## begin EXCERPTED DATA
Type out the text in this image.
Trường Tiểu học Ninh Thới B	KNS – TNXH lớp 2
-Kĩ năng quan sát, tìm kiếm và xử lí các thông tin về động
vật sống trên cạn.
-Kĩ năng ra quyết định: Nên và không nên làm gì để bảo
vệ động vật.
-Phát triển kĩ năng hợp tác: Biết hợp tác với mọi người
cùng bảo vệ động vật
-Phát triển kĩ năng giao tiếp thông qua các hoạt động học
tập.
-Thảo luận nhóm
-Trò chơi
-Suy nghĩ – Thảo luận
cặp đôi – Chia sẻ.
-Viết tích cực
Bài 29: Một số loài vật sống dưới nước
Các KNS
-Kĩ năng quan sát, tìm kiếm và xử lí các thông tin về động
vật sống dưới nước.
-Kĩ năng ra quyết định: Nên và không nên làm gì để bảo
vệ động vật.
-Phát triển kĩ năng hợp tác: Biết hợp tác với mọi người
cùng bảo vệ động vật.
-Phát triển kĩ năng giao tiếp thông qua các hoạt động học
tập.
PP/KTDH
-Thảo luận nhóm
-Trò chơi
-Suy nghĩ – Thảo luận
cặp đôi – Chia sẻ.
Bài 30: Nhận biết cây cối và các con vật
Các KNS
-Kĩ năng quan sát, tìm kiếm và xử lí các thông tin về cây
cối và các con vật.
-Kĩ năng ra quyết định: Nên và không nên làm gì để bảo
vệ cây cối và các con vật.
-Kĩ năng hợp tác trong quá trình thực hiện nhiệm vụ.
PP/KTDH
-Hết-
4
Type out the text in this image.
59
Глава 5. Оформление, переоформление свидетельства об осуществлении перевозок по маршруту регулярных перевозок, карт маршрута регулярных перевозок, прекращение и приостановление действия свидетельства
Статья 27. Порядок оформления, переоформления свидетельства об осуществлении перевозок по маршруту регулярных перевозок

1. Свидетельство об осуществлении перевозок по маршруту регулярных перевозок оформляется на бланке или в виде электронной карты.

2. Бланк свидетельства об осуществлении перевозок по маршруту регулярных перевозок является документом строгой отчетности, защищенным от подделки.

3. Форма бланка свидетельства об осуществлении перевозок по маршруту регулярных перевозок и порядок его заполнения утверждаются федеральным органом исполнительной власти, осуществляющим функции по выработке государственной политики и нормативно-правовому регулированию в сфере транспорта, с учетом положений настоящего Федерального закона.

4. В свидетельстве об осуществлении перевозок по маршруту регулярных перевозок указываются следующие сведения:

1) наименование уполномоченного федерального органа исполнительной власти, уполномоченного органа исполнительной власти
## end EXCERPTED DATA
(SET TASK): Track down every line of the material containing the string "власти", and copy it.

(PROBLEM SOLUTION):
3. Форма бланка свидетельства об осуществлении перевозок по маршруту регулярных перевозок и порядок его заполнения утверждаются федеральным органом исполнительной власти, осуществляющим функции по выработке государственной политики и нормативно-правовому регулированию в сфере транспорта, с учетом положений настоящего Федерального закона.
1) наименование уполномоченного федерального органа исполнительной власти, уполномоченного органа исполнительной власти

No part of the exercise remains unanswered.